**Short exercise**. Select all lines with the string "title" in them, and copy those lines.

** Start **

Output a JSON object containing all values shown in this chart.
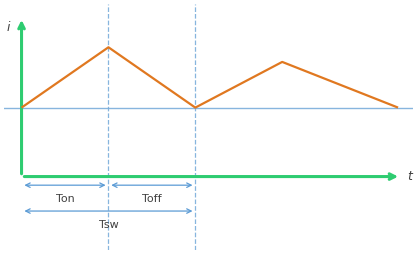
{
  "background_color": "#ffffff",
  "axis_color": "#2ecc71",
  "waveform_color": "#e07820",
  "avg_line_color": "#7aaddb",
  "vline_color": "#7aaddb",
  "annotation_color": "#5b9bd5",
  "text_color": "#404040",
  "i_label": "i",
  "t_label": "t",
  "Ton": 3.0,
  "Tsw": 6.0,
  "T_total": 13.0,
  "i_base": 0.35,
  "i_peak1": 1.05,
  "i_peak2": 0.88,
  "i_end": 0.35,
  "xlim": [
    -0.6,
    13.5
  ],
  "ylim": [
    -1.3,
    1.55
  ],
  "ann1_y": -0.55,
  "ann2_y": -0.85,
  "Ton_label": "Ton",
  "Toff_label": "Toff",
  "Tsw_label": "Tsw"
}
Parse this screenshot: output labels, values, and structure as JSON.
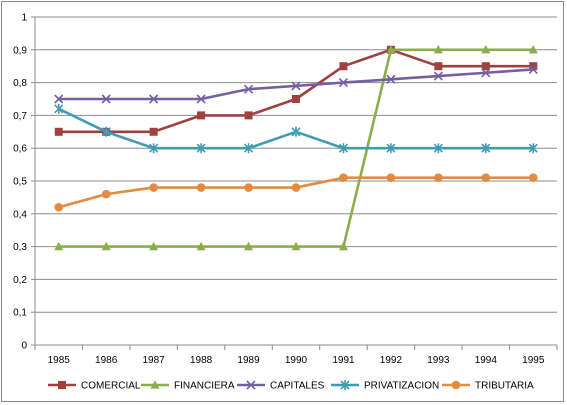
{
  "chart_data": {
    "type": "line",
    "title": "",
    "xlabel": "",
    "ylabel": "",
    "x": [
      "1985",
      "1986",
      "1987",
      "1988",
      "1989",
      "1990",
      "1991",
      "1992",
      "1993",
      "1994",
      "1995"
    ],
    "ylim": [
      0,
      1
    ],
    "yticks": [
      0,
      0.1,
      0.2,
      0.3,
      0.4,
      0.5,
      0.6,
      0.7,
      0.8,
      0.9,
      1
    ],
    "ytick_labels": [
      "0",
      "0,1",
      "0,2",
      "0,3",
      "0,4",
      "0,5",
      "0,6",
      "0,7",
      "0,8",
      "0,9",
      "1"
    ],
    "grid": "horizontal",
    "legend_position": "bottom",
    "series": [
      {
        "name": "COMERCIAL",
        "color": "#A0413E",
        "marker": "square",
        "values": [
          0.65,
          0.65,
          0.65,
          0.7,
          0.7,
          0.75,
          0.85,
          0.9,
          0.85,
          0.85,
          0.85
        ]
      },
      {
        "name": "FINANCIERA",
        "color": "#8AAE4B",
        "marker": "triangle",
        "values": [
          0.3,
          0.3,
          0.3,
          0.3,
          0.3,
          0.3,
          0.3,
          0.9,
          0.9,
          0.9,
          0.9
        ]
      },
      {
        "name": "CAPITALES",
        "color": "#7460A0",
        "marker": "x",
        "values": [
          0.75,
          0.75,
          0.75,
          0.75,
          0.78,
          0.79,
          0.8,
          0.81,
          0.82,
          0.83,
          0.84
        ]
      },
      {
        "name": "PRIVATIZACION",
        "color": "#3F9CB4",
        "marker": "star",
        "values": [
          0.72,
          0.65,
          0.6,
          0.6,
          0.6,
          0.65,
          0.6,
          0.6,
          0.6,
          0.6,
          0.6
        ]
      },
      {
        "name": "TRIBUTARIA",
        "color": "#E38B3E",
        "marker": "circle",
        "values": [
          0.42,
          0.46,
          0.48,
          0.48,
          0.48,
          0.48,
          0.51,
          0.51,
          0.51,
          0.51,
          0.51
        ]
      }
    ]
  }
}
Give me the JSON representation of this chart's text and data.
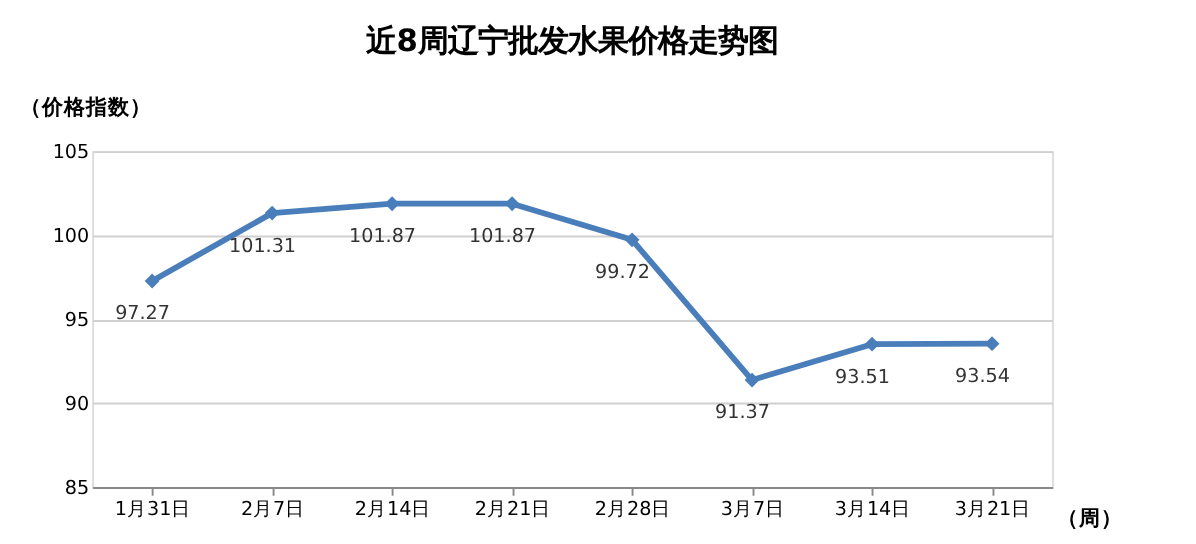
{
  "chart_data": {
    "type": "line",
    "title": "近8周辽宁批发水果价格走势图",
    "xlabel": "（周）",
    "ylabel": "（价格指数）",
    "categories": [
      "1月31日",
      "2月7日",
      "2月14日",
      "2月21日",
      "2月28日",
      "3月7日",
      "3月14日",
      "3月21日"
    ],
    "series": [
      {
        "color": "#4a7ebb",
        "values": [
          97.27,
          101.31,
          101.87,
          101.87,
          99.72,
          91.37,
          93.51,
          93.54
        ]
      }
    ],
    "ylim": [
      85,
      105
    ],
    "yticks": [
      85,
      90,
      95,
      100,
      105
    ],
    "grid": "y",
    "marker": "diamond",
    "line_style": "solid",
    "data_labels": true
  }
}
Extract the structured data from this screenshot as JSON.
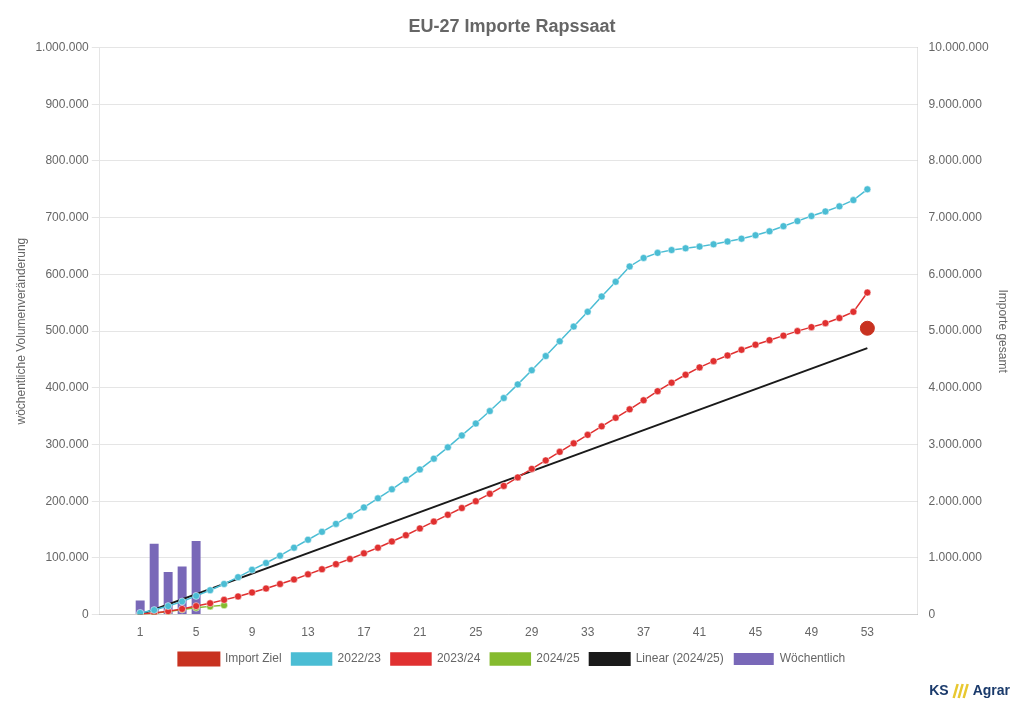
{
  "chart_data": {
    "type": "bar",
    "title": "EU-27 Importe Rapssaat",
    "ylabel": "wöchentliche Volumenveränderung",
    "y2label": "Importe gesamt",
    "xlim": [
      0.2,
      54.5
    ],
    "xticks": [
      1,
      5,
      9,
      13,
      17,
      21,
      25,
      29,
      33,
      37,
      41,
      45,
      49,
      53
    ],
    "ylim": [
      0,
      1000000
    ],
    "yticks": [
      0,
      {
        "value": 100000,
        "label": "100.000"
      },
      {
        "value": 200000,
        "label": "200.000"
      },
      {
        "value": 300000,
        "label": "300.000"
      },
      {
        "value": 400000,
        "label": "400.000"
      },
      {
        "value": 500000,
        "label": "500.000"
      },
      {
        "value": 600000,
        "label": "600.000"
      },
      {
        "value": 700000,
        "label": "700.000"
      },
      {
        "value": 800000,
        "label": "800.000"
      },
      {
        "value": 900000,
        "label": "900.000"
      },
      {
        "value": 1000000,
        "label": "1.000.000"
      }
    ],
    "y2lim": [
      0,
      10000000
    ],
    "y2ticks": [
      0,
      {
        "value": 1000000,
        "label": "1.000.000"
      },
      {
        "value": 2000000,
        "label": "2.000.000"
      },
      {
        "value": 3000000,
        "label": "3.000.000"
      },
      {
        "value": 4000000,
        "label": "4.000.000"
      },
      {
        "value": 5000000,
        "label": "5.000.000"
      },
      {
        "value": 6000000,
        "label": "6.000.000"
      },
      {
        "value": 7000000,
        "label": "7.000.000"
      },
      {
        "value": 8000000,
        "label": "8.000.000"
      },
      {
        "value": 9000000,
        "label": "9.000.000"
      },
      {
        "value": 10000000,
        "label": "10.000.000"
      }
    ],
    "grid": true,
    "legend": "bottom",
    "annotations": [
      "KS",
      "Agrar"
    ],
    "series": [
      {
        "name": "Wöchentlich",
        "type": "bar",
        "color": "#7968b8",
        "x": [
          1,
          2,
          3,
          4,
          5
        ],
        "values": [
          25000,
          125000,
          75000,
          85000,
          130000
        ]
      },
      {
        "name": "2022/23",
        "type": "line",
        "axis": "y2",
        "color": "#4bbdd4",
        "marker": "circle",
        "x": [
          1,
          2,
          3,
          4,
          5,
          6,
          7,
          8,
          9,
          10,
          11,
          12,
          13,
          14,
          15,
          16,
          17,
          18,
          19,
          20,
          21,
          22,
          23,
          24,
          25,
          26,
          27,
          28,
          29,
          30,
          31,
          32,
          33,
          34,
          35,
          36,
          37,
          38,
          39,
          40,
          41,
          42,
          43,
          44,
          45,
          46,
          47,
          48,
          49,
          50,
          51,
          52,
          53
        ],
        "values": [
          30000,
          80000,
          150000,
          230000,
          330000,
          430000,
          540000,
          660000,
          790000,
          910000,
          1040000,
          1180000,
          1320000,
          1460000,
          1600000,
          1740000,
          1890000,
          2050000,
          2210000,
          2380000,
          2560000,
          2750000,
          2950000,
          3160000,
          3370000,
          3590000,
          3820000,
          4060000,
          4310000,
          4560000,
          4820000,
          5080000,
          5340000,
          5610000,
          5870000,
          6140000,
          6290000,
          6380000,
          6430000,
          6460000,
          6490000,
          6530000,
          6580000,
          6630000,
          6690000,
          6760000,
          6850000,
          6940000,
          7030000,
          7110000,
          7200000,
          7310000,
          7500000
        ]
      },
      {
        "name": "2023/24",
        "type": "line",
        "axis": "y2",
        "color": "#e03030",
        "marker": "circle",
        "x": [
          1,
          2,
          3,
          4,
          5,
          6,
          7,
          8,
          9,
          10,
          11,
          12,
          13,
          14,
          15,
          16,
          17,
          18,
          19,
          20,
          21,
          22,
          23,
          24,
          25,
          26,
          27,
          28,
          29,
          30,
          31,
          32,
          33,
          34,
          35,
          36,
          37,
          38,
          39,
          40,
          41,
          42,
          43,
          44,
          45,
          46,
          47,
          48,
          49,
          50,
          51,
          52,
          53
        ],
        "values": [
          10000,
          30000,
          60000,
          100000,
          150000,
          200000,
          260000,
          320000,
          390000,
          460000,
          540000,
          620000,
          710000,
          800000,
          890000,
          980000,
          1080000,
          1180000,
          1290000,
          1400000,
          1520000,
          1640000,
          1760000,
          1880000,
          2000000,
          2130000,
          2270000,
          2420000,
          2570000,
          2720000,
          2870000,
          3020000,
          3170000,
          3320000,
          3470000,
          3620000,
          3780000,
          3940000,
          4090000,
          4230000,
          4360000,
          4470000,
          4570000,
          4670000,
          4760000,
          4840000,
          4920000,
          5000000,
          5070000,
          5140000,
          5230000,
          5340000,
          5680000
        ]
      },
      {
        "name": "2024/25",
        "type": "line",
        "axis": "y2",
        "color": "#85bb2f",
        "marker": "circle",
        "x": [
          1,
          2,
          3,
          4,
          5,
          6,
          7
        ],
        "values": [
          5000,
          25000,
          55000,
          90000,
          120000,
          145000,
          165000
        ]
      },
      {
        "name": "Import Ziel",
        "type": "scatter",
        "axis": "y2",
        "color": "#c83220",
        "marker": "circle",
        "x": [
          53
        ],
        "values": [
          5050000
        ]
      },
      {
        "name": "Linear (2024/25)",
        "type": "line",
        "axis": "y2",
        "color": "#1a1a1a",
        "marker": "none",
        "x": [
          1,
          53
        ],
        "values": [
          0,
          4700000
        ]
      }
    ]
  }
}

** End **

**Written solution**.
    "title": "",
    "title": "近8周辽宁批发水果价格走势图",
    "title": "EU-27 Importe Rapssaat",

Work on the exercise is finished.